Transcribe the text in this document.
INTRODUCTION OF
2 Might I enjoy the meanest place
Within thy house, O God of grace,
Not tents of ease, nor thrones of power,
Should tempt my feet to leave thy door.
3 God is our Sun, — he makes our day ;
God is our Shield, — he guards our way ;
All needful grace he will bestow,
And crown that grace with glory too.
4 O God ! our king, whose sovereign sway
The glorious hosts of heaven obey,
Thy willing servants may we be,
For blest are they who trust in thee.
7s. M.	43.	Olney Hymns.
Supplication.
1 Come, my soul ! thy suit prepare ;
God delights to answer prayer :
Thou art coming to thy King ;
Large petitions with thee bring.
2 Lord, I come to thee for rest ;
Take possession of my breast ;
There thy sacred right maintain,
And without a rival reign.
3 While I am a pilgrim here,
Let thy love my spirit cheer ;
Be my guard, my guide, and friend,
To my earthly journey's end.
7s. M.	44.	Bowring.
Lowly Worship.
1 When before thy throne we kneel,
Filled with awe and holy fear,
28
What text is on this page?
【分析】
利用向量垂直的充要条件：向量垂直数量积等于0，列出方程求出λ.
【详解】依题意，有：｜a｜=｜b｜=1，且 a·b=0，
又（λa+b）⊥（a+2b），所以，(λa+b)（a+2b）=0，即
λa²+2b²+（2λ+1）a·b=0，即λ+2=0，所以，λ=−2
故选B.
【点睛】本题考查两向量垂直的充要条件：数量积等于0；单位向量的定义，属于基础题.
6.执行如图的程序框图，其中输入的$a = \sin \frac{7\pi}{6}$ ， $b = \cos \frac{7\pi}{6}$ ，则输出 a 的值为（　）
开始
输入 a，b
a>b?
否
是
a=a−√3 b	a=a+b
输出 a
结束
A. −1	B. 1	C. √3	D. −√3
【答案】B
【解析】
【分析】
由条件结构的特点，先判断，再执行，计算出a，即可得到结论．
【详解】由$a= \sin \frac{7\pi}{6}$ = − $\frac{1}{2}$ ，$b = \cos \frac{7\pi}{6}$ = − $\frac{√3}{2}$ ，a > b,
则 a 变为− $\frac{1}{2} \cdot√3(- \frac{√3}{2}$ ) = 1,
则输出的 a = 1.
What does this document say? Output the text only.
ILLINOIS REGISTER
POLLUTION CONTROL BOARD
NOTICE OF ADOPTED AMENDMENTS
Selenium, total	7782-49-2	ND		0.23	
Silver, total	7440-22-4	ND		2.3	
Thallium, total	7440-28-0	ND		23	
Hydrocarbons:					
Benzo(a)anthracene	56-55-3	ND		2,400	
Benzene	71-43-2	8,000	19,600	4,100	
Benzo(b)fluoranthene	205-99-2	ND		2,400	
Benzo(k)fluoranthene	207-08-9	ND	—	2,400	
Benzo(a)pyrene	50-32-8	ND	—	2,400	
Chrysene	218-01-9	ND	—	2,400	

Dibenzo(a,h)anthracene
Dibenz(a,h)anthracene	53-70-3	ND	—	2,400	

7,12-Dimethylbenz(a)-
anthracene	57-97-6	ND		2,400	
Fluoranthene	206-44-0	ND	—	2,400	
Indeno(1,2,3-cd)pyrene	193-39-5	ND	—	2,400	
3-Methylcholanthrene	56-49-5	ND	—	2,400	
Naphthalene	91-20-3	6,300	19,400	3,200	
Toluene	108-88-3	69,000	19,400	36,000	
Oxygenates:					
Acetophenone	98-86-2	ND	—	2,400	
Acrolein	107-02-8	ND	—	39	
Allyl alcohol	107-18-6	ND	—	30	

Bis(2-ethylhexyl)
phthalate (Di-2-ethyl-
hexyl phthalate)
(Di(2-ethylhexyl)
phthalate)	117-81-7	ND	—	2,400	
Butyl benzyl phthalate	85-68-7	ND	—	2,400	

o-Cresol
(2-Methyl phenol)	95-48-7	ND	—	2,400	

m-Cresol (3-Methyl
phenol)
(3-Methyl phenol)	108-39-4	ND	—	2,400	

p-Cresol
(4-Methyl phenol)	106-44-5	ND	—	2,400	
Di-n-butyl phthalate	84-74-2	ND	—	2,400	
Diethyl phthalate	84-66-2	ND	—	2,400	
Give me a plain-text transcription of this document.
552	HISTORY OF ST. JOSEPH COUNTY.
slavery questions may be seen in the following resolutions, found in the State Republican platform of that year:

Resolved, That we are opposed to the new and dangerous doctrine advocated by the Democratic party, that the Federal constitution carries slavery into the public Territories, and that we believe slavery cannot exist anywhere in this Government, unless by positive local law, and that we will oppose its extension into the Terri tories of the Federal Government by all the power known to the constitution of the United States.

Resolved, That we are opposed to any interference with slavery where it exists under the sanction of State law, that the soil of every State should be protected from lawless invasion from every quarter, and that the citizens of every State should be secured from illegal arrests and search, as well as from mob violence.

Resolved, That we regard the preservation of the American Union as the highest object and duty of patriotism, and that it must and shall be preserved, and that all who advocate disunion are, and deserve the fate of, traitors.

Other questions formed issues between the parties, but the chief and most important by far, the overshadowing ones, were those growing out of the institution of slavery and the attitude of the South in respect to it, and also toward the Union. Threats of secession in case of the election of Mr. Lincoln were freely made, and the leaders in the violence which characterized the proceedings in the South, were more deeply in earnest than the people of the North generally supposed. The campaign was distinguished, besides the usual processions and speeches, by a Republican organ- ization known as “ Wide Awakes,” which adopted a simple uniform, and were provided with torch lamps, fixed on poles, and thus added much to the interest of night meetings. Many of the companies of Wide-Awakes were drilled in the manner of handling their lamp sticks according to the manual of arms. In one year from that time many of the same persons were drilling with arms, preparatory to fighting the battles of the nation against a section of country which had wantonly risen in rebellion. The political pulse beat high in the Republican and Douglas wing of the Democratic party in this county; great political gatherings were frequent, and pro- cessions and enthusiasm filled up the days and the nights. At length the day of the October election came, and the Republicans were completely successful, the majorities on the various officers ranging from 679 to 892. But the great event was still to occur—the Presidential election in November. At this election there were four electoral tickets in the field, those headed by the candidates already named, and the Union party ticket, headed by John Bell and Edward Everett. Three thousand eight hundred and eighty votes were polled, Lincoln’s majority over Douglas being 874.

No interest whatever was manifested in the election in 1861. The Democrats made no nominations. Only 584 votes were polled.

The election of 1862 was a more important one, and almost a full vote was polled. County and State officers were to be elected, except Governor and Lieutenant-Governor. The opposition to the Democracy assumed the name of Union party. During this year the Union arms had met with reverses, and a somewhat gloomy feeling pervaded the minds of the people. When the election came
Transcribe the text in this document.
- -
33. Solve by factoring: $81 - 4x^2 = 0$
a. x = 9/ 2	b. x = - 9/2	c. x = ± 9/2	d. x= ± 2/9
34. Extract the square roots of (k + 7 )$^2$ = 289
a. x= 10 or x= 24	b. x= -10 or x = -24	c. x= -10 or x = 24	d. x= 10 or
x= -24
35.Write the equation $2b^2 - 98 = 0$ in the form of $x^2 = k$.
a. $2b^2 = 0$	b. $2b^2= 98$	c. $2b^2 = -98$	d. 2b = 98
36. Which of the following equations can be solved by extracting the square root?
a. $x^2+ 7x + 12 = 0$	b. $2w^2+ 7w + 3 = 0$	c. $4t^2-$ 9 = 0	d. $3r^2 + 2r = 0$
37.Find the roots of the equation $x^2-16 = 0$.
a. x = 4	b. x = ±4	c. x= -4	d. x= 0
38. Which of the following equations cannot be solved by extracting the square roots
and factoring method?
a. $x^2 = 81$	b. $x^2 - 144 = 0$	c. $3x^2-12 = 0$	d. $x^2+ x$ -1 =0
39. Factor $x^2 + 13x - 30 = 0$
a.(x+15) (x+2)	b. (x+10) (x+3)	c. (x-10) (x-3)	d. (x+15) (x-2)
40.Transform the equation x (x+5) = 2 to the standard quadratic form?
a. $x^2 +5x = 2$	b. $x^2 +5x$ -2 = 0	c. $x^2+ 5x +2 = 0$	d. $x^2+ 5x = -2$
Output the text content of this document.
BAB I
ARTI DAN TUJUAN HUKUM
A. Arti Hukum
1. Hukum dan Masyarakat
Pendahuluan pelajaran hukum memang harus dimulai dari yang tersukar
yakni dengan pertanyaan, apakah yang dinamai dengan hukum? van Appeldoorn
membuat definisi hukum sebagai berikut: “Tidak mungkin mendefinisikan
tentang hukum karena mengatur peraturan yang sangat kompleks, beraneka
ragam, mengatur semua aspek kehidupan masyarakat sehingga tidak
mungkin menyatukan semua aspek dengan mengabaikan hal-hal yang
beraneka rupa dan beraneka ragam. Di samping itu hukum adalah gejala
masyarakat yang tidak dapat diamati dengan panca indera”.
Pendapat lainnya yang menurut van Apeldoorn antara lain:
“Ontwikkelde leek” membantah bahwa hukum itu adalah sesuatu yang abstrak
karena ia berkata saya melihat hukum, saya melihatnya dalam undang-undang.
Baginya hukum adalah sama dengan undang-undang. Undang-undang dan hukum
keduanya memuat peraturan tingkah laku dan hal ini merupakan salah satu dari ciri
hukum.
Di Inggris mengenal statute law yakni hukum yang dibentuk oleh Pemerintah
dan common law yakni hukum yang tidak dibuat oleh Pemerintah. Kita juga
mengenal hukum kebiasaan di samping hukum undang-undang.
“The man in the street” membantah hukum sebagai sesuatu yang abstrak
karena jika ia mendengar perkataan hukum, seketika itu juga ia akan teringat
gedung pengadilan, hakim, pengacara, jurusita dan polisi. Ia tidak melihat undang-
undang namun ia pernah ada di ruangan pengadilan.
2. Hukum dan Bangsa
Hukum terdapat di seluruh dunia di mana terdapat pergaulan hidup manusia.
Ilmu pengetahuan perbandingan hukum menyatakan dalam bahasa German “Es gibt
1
——————————
> _THE EXERCISE_
Using the records given above, list every line that includes the word "oleh".

> _TASK SOLUTION_
Di Inggris mengenal statute law yakni hukum yang dibentuk oleh Pemerintah
dan common law yakni hukum yang tidak dibuat oleh Pemerintah. Kita juga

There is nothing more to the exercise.